Instructions for the task. Quote, verbatim, all material below, without pictures.

(Records about charts and figures)
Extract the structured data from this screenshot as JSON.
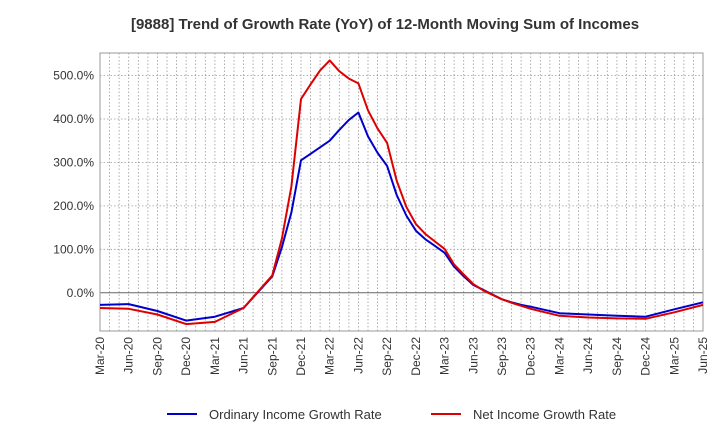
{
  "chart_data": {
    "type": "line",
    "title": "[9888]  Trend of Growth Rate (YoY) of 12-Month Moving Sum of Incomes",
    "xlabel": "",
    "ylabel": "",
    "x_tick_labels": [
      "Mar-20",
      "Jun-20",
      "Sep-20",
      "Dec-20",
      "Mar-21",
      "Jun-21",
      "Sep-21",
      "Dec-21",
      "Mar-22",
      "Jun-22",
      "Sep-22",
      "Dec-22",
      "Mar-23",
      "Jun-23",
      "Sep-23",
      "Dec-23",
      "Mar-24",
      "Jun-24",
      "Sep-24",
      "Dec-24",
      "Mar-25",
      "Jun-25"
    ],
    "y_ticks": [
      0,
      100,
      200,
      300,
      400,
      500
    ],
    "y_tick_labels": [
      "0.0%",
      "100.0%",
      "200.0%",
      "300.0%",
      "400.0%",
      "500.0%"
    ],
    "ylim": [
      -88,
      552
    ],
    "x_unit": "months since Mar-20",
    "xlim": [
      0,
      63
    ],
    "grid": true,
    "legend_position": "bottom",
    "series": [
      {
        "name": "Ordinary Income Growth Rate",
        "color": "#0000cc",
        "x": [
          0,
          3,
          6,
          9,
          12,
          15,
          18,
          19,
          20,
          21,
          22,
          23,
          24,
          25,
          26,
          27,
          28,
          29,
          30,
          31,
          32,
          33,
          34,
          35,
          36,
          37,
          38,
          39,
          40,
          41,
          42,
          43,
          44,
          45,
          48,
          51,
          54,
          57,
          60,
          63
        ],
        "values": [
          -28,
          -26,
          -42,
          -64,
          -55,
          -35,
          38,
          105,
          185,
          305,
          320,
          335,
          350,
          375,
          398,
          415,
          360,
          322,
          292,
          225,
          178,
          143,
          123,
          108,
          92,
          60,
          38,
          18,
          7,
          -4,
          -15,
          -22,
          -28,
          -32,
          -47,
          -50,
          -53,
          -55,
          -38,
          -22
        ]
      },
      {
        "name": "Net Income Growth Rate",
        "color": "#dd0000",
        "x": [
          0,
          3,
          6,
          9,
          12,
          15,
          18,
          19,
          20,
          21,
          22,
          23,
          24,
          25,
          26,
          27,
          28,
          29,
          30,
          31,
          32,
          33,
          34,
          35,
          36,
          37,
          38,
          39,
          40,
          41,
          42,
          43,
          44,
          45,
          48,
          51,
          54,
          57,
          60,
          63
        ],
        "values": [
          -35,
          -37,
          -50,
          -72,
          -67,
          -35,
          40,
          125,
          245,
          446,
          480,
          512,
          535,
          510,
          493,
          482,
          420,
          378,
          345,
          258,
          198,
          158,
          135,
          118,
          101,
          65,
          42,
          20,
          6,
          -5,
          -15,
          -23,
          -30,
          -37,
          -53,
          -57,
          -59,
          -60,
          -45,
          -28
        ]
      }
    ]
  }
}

Reply.
Extract the structured data from this screenshot as JSON.
{
  "chart_data": {
    "type": "line",
    "title": "[9888]  Trend of Growth Rate (YoY) of 12-Month Moving Sum of Incomes",
    "xlabel": "",
    "ylabel": "",
    "x_tick_labels": [
      "Mar-20",
      "Jun-20",
      "Sep-20",
      "Dec-20",
      "Mar-21",
      "Jun-21",
      "Sep-21",
      "Dec-21",
      "Mar-22",
      "Jun-22",
      "Sep-22",
      "Dec-22",
      "Mar-23",
      "Jun-23",
      "Sep-23",
      "Dec-23",
      "Mar-24",
      "Jun-24",
      "Sep-24",
      "Dec-24",
      "Mar-25",
      "Jun-25"
    ],
    "y_ticks": [
      0,
      100,
      200,
      300,
      400,
      500
    ],
    "y_tick_labels": [
      "0.0%",
      "100.0%",
      "200.0%",
      "300.0%",
      "400.0%",
      "500.0%"
    ],
    "ylim": [
      -88,
      552
    ],
    "x_unit": "months since Mar-20",
    "xlim": [
      0,
      63
    ],
    "grid": true,
    "legend_position": "bottom",
    "series": [
      {
        "name": "Ordinary Income Growth Rate",
        "color": "#0000cc",
        "x": [
          0,
          3,
          6,
          9,
          12,
          15,
          18,
          19,
          20,
          21,
          22,
          23,
          24,
          25,
          26,
          27,
          28,
          29,
          30,
          31,
          32,
          33,
          34,
          35,
          36,
          37,
          38,
          39,
          40,
          41,
          42,
          43,
          44,
          45,
          48,
          51,
          54,
          57,
          60,
          63
        ],
        "values": [
          -28,
          -26,
          -42,
          -64,
          -55,
          -35,
          38,
          105,
          185,
          305,
          320,
          335,
          350,
          375,
          398,
          415,
          360,
          322,
          292,
          225,
          178,
          143,
          123,
          108,
          92,
          60,
          38,
          18,
          7,
          -4,
          -15,
          -22,
          -28,
          -32,
          -47,
          -50,
          -53,
          -55,
          -38,
          -22
        ]
      },
      {
        "name": "Net Income Growth Rate",
        "color": "#dd0000",
        "x": [
          0,
          3,
          6,
          9,
          12,
          15,
          18,
          19,
          20,
          21,
          22,
          23,
          24,
          25,
          26,
          27,
          28,
          29,
          30,
          31,
          32,
          33,
          34,
          35,
          36,
          37,
          38,
          39,
          40,
          41,
          42,
          43,
          44,
          45,
          48,
          51,
          54,
          57,
          60,
          63
        ],
        "values": [
          -35,
          -37,
          -50,
          -72,
          -67,
          -35,
          40,
          125,
          245,
          446,
          480,
          512,
          535,
          510,
          493,
          482,
          420,
          378,
          345,
          258,
          198,
          158,
          135,
          118,
          101,
          65,
          42,
          20,
          6,
          -5,
          -15,
          -23,
          -30,
          -37,
          -53,
          -57,
          -59,
          -60,
          -45,
          -28
        ]
      }
    ]
  }
}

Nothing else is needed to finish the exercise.